STATED PROBLEM:
Assemble all lines in which the string "content" appears.

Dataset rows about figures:
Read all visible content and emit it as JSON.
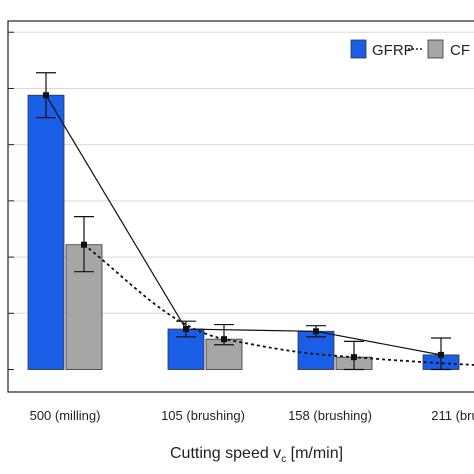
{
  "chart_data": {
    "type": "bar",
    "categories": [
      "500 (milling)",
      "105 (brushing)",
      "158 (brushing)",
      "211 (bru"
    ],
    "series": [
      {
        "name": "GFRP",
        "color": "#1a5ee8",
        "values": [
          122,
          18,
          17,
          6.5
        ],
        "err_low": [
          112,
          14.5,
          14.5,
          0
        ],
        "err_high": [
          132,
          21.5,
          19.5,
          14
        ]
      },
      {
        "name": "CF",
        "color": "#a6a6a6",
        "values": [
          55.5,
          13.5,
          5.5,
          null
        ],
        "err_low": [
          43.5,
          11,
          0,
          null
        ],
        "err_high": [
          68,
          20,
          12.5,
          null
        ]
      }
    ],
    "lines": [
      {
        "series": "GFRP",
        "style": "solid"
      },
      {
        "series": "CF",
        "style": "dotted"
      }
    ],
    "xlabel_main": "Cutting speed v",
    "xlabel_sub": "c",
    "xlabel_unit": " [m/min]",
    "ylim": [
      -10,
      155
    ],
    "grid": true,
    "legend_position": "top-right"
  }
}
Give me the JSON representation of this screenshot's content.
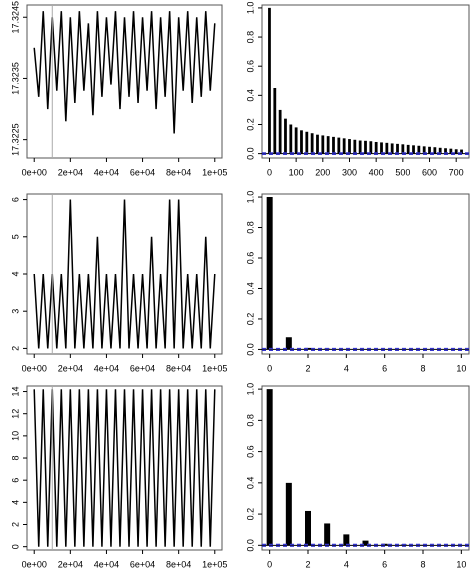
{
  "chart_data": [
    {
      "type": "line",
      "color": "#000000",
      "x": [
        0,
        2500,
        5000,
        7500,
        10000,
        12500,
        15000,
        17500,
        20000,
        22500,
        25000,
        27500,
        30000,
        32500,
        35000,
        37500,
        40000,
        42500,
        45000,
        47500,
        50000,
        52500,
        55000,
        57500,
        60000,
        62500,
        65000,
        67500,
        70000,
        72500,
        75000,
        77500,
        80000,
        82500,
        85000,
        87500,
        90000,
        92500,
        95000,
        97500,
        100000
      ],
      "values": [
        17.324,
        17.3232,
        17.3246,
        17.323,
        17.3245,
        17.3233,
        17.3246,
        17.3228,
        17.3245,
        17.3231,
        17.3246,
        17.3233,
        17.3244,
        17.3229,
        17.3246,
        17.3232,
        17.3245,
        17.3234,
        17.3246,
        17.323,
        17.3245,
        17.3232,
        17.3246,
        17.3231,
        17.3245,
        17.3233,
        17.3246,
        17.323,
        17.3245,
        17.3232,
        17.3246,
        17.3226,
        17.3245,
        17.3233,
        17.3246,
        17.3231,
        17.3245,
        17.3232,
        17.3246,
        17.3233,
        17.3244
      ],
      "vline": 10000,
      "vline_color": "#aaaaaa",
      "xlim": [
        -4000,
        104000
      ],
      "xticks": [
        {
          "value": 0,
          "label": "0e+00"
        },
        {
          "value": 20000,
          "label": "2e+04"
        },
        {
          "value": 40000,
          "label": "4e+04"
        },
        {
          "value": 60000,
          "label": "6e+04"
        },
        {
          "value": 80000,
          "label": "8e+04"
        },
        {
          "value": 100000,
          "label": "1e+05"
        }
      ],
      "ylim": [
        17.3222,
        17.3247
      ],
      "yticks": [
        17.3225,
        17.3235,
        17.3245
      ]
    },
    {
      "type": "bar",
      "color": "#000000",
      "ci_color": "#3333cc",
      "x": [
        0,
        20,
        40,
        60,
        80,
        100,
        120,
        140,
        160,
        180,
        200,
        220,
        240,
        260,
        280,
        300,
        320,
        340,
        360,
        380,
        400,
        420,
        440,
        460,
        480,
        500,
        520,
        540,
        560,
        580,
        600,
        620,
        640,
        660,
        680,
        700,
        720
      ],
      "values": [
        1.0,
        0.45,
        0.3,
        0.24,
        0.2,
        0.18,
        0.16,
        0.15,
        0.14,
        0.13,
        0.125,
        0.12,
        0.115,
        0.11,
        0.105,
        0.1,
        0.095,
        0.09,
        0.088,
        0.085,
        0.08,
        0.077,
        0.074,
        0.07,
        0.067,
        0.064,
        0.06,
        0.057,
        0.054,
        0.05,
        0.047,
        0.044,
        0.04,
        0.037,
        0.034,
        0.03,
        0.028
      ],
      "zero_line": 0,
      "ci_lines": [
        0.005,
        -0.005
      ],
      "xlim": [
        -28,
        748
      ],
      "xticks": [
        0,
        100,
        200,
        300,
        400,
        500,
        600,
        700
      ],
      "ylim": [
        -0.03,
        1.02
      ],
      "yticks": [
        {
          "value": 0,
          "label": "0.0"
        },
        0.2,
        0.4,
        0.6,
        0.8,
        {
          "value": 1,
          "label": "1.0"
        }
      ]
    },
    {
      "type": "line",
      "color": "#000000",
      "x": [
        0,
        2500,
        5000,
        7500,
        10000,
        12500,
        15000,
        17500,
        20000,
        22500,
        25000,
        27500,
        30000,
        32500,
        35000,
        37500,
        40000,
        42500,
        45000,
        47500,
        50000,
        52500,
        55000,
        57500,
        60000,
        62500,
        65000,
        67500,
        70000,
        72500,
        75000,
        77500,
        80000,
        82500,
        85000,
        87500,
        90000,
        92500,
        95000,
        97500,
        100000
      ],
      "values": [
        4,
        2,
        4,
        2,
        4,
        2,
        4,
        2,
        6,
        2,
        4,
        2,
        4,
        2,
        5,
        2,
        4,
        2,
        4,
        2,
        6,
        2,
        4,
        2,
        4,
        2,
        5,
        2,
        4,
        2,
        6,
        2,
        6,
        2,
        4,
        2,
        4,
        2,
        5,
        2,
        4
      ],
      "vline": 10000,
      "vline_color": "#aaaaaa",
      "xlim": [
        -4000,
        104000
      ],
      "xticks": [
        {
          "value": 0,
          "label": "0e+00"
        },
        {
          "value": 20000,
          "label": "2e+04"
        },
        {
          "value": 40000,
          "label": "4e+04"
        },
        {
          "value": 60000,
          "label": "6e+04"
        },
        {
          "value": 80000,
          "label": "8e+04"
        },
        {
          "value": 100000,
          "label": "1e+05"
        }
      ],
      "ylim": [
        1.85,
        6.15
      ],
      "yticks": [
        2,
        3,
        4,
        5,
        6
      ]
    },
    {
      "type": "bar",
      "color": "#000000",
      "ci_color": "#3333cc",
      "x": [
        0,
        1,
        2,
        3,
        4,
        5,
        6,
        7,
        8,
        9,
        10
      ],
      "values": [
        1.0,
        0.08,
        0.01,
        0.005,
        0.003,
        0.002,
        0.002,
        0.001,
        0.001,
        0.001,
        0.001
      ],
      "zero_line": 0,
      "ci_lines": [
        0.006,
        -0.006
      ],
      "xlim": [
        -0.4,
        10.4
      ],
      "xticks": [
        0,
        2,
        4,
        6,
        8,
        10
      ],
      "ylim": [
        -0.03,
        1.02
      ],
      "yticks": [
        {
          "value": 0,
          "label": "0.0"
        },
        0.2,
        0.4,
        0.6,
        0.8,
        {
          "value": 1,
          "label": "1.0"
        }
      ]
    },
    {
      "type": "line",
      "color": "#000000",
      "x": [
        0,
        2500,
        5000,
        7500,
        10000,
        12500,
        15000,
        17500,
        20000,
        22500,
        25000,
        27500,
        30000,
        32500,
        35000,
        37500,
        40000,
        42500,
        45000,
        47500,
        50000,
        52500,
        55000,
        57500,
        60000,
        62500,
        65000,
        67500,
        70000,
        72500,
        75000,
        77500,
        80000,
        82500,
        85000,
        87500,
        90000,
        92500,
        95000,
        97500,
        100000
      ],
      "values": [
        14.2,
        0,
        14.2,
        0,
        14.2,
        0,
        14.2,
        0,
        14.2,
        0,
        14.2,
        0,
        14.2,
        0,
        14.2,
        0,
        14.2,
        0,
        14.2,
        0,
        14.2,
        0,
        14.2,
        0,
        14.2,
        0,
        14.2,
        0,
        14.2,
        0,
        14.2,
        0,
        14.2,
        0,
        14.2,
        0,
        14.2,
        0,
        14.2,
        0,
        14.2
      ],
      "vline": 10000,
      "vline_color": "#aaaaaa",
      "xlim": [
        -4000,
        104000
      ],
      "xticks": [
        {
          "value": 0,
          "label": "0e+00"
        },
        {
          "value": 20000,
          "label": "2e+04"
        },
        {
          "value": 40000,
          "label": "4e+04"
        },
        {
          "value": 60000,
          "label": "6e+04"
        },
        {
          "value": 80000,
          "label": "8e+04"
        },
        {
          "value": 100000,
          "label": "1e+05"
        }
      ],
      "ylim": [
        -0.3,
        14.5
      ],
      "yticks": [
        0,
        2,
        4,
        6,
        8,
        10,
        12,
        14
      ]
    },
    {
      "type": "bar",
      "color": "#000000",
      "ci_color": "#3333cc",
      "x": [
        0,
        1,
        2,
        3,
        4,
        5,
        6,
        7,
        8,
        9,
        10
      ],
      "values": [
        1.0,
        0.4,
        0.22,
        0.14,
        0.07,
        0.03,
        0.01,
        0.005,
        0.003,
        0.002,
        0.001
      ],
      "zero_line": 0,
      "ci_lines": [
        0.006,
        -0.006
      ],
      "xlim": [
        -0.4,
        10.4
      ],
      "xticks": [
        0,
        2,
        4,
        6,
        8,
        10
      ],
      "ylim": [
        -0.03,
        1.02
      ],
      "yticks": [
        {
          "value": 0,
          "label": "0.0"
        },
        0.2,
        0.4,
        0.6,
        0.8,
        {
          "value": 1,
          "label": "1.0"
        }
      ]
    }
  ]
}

COMPLETE RESPONSE:
Read all visible content and emit it as JSON.
Give me the JSON representation of this screenshot's content.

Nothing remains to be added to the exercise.